• _À FAIRE_
Dans le texte sur Poutine, remplacez « révolte » par « révolution » et recopiez le passage qui commence à « À travers ces » et se termine à « de la guerre. ».

• _EXTRAIT DU DOCUMENT_

────

Il n’est pas rare que la presse attribue des « petites
phrases » à Vladimir Vladimirovitch Poutine. Pourtant, peu d’entre elles marquent
durablement. En quart de siècle d’exercice du pouvoir, le président du plus
grand pays du monde n’a pas livré beaucoup de formules mémorables. La plus
connue sans doute, « on
ira buter les terroristes jusque dans les chiottes », date de
1999, une époque où il n’était que numéro 2 derrière Boris Eltsine. Elle
esquisse le portrait d’un homme brutal et déterminé. Pourquoi un dirigeant d’une
telle stature est-il si peu cité en comparaison d’un de Gaulle ou d’un
Churchill, par exemple (ou même d’un Trump et d’un Macron) ?
Poutine dans le texte inspire quelques éléments de réponse. Ce livre d’Élisabeth Sieca-Kozlowski, sociologue
de l’EHESS spécialiste de la Russie, présente une sélection de textes du
président russe et de quelques dignitaires (Medvedev, Tolstoï…) et
intellectuels (Sergueïtsev, Douguine…) publiés ou prononcés entre 2001 et 2023.
À travers ces textes, Élisabeth Sieca-Kozlowski étudie
successivement la conception de l’ordre international qui s’est formée dans l’esprit
de Vladimir Poutine entre 2001 et 2015, la question de l’Ukraine telle qu’elle
s’est posée à lui au lendemain de la révolte de Maïdan (2014-2021) et les
justifications qu’il avance au début de la guerre.
Poutine, en fait, parle peu, ou plutôt ne dit pas grand
chose. S’il pratique volontiers les discours-fleuves, il semble peu s’écarter
du texte écrit pour lui. Sauf peut-être pour des remarques qui peuvent paraître
d’une surprenante naïveté, fausse ou réelle (
« On entend souvent dire
que la politique est un sale métier. Peut-être, pas aussi sale que cela, pas à
ce point quand même. »)
Des représentants du Kremlin indiquent toutes les semaines
aux médias d’État les éléments de langage à utiliser, « à tel point que
tous les médias diffusent tous la même information et relaient les messages de
Poutine qui, lorsqu’il s’adresse à son peuple, cherche à maintenir une
apparence de normalité en abordant des thèmes attendus par la population, sur
le ton du "business as usual". On a l’impression d’être dans un
univers orwellien » (1). Il s’exprime rarement à bâtons rompus lors de
ses apparitions publiques ‑ au point qu’on imagine parfois qu’il lui arrive de
se faire représenter par un sosie. Il s’exprime peu à l’étranger, instruit
peut-être par ses dérapages des premiers temps (2).
Une palette d’attitudes différentes
Si le logos de Poutine est mesuré, son ethos
est disparate. Élisabeth Sieca-Kozlowski évoque une « vision du monde
hétéroclite et d’abord très hésitante » et même des « errements
géopolitiques » et des « positionnements qui varient en
fonction des opportunités et se superposent » (ces deux dernières
expressions sont empruntées à Thomas Gomart, directeur de l’Institut français
des relations internationales IFRI).

────

• _INFORMATIONS AFFICHÉES_
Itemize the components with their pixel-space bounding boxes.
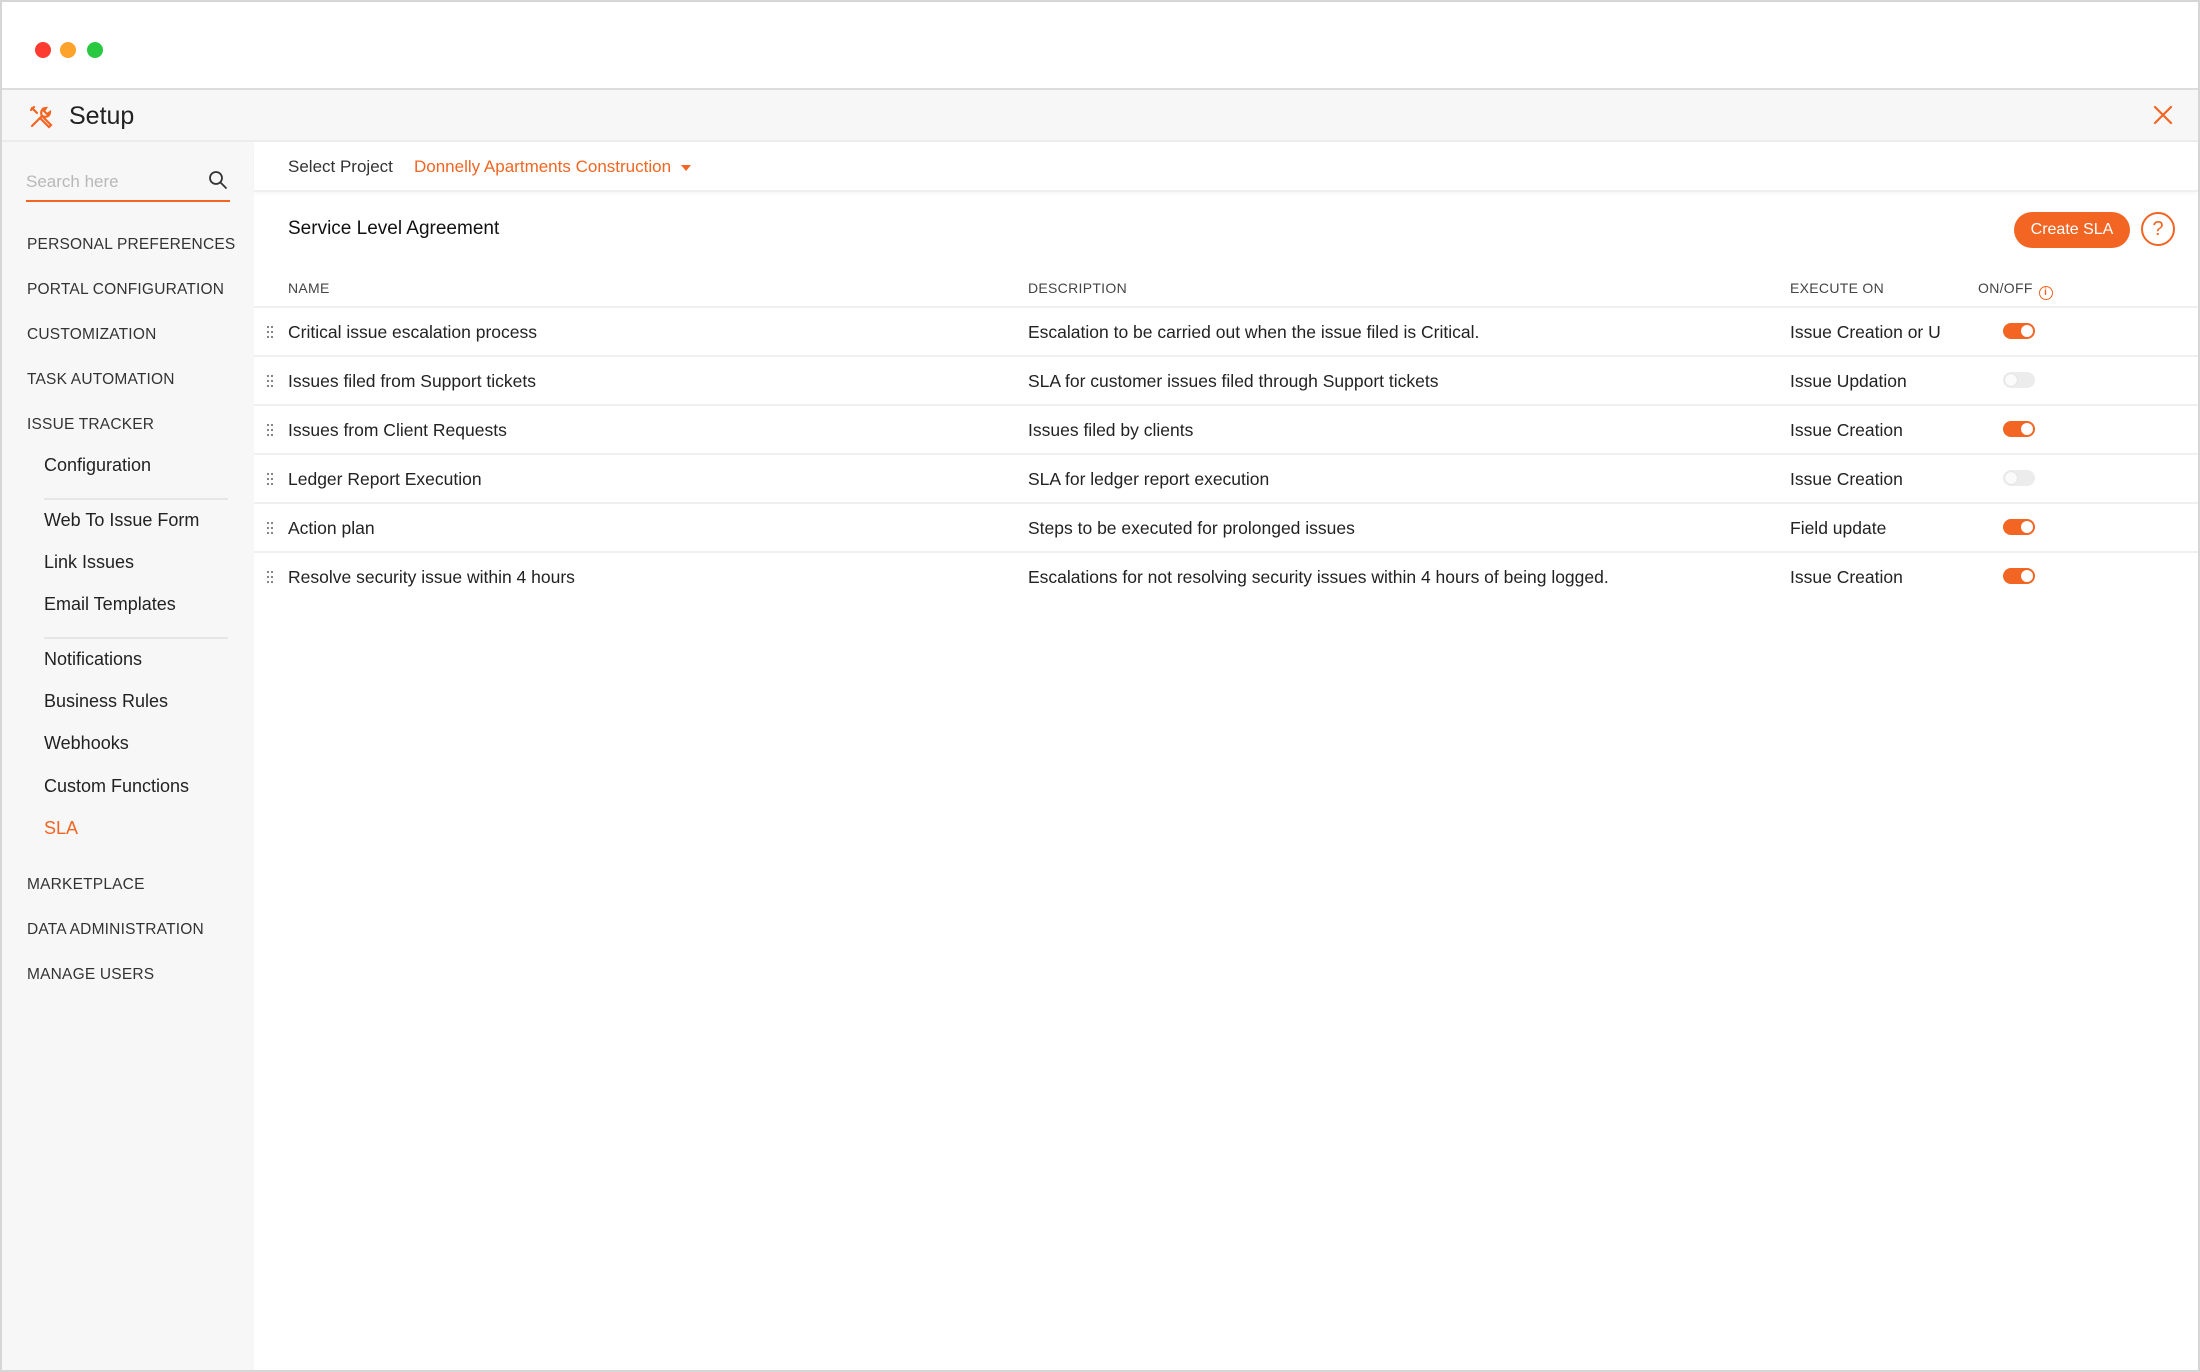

────

• _RÉPONSE COMPLÈTE_
À travers ces textes, Élisabeth Sieca-Kozlowski étudie
successivement la conception de l’ordre international qui s’est formée dans l’esprit
de Vladimir Poutine entre 2001 et 2015, la question de l’Ukraine telle qu’elle
s’est posée à lui au lendemain de la révolution de Maïdan (2014-2021) et les
justifications qu’il avance au début de la guerre.